Extract every line that contains the word "JSON".

:: MATERIAL FOR THIS TASK

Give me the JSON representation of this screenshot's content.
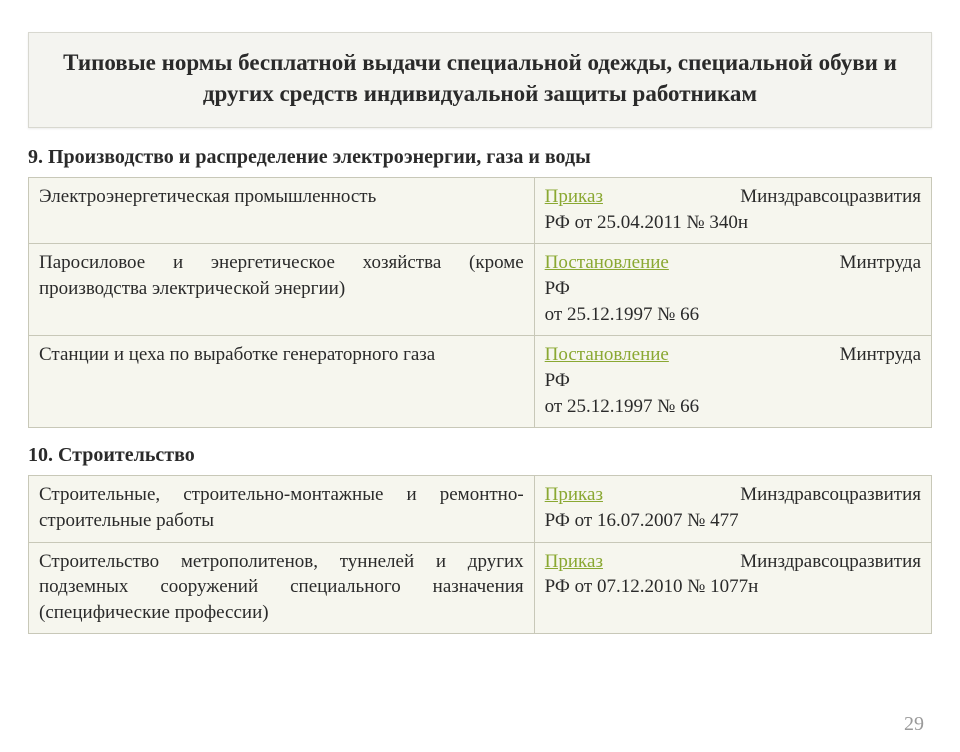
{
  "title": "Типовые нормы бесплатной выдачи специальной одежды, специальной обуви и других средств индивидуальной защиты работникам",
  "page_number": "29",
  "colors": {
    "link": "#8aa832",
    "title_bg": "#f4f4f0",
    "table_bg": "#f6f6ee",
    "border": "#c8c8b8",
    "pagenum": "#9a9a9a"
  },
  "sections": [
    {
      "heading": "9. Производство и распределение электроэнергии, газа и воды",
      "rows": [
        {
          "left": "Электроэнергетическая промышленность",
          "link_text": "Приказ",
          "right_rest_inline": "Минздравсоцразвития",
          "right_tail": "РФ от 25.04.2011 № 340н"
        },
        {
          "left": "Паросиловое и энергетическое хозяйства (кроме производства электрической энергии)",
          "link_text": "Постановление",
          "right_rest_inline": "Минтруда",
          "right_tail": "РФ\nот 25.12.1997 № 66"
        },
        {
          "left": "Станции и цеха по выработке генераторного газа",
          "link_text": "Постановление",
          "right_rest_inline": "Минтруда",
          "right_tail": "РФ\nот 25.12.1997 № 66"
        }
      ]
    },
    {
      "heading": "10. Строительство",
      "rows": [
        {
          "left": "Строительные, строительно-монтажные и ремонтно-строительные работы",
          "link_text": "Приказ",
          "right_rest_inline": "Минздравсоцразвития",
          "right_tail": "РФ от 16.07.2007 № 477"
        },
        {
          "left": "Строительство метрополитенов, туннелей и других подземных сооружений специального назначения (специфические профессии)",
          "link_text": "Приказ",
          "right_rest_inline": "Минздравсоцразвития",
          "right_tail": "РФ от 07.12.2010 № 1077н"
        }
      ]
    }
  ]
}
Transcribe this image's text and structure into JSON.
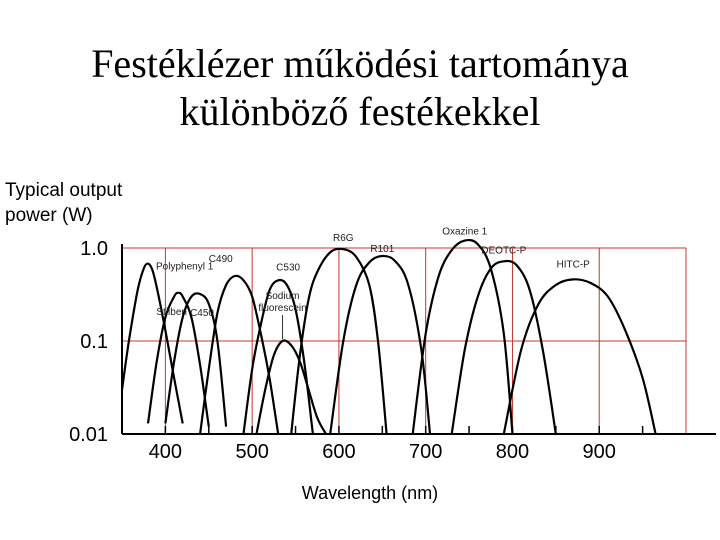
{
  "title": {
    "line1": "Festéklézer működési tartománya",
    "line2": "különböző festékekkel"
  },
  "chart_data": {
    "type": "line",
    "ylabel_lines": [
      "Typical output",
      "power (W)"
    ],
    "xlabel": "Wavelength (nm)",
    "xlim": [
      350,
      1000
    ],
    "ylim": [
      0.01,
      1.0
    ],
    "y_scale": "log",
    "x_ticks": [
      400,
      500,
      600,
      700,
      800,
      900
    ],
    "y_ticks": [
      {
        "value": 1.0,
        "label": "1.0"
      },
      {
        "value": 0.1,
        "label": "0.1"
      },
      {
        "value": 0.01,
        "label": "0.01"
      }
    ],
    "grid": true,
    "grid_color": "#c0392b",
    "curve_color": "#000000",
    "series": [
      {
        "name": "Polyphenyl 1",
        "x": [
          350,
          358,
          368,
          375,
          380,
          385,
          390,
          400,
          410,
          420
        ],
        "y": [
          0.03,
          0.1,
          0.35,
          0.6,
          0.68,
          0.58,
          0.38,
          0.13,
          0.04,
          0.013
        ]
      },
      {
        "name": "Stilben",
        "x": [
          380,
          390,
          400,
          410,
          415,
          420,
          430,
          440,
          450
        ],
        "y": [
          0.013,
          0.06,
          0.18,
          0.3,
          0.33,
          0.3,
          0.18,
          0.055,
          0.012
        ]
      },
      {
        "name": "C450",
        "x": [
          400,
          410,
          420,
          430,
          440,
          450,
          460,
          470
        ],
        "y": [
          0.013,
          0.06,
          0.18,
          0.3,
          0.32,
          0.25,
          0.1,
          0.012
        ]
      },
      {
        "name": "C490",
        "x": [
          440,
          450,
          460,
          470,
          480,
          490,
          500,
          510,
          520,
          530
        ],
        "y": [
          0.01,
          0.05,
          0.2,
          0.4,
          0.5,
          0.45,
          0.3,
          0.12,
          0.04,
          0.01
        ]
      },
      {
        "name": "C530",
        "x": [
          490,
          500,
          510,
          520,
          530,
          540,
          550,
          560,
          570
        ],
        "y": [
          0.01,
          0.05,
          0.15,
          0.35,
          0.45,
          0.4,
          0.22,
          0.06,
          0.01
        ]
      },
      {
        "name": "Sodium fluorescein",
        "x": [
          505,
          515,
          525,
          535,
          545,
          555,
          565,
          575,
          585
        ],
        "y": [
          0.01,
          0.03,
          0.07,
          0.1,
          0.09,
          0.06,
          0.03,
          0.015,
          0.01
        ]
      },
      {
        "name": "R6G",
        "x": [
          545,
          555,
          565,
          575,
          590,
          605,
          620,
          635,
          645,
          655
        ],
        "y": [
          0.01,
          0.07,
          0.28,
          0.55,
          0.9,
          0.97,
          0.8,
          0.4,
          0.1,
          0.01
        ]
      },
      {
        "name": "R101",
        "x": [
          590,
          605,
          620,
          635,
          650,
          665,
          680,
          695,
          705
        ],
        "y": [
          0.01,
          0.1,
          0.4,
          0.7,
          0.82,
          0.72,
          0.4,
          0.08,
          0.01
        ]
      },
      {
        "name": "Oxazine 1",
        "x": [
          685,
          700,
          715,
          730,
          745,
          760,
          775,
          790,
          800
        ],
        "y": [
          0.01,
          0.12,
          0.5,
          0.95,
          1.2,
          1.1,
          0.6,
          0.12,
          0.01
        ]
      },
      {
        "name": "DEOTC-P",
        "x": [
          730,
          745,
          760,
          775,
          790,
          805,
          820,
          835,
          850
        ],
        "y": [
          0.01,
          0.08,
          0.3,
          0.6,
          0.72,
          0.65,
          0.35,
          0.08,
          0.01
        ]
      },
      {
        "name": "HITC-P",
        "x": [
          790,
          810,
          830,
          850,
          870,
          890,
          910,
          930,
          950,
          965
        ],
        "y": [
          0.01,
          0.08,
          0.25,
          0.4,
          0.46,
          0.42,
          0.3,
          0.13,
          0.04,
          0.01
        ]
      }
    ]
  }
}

::::

▶ OUTPUT FOR THIS EXERCISE
Give me the JSON representation of this screenshot's content.
Transcribe this image's text and structure into JSON.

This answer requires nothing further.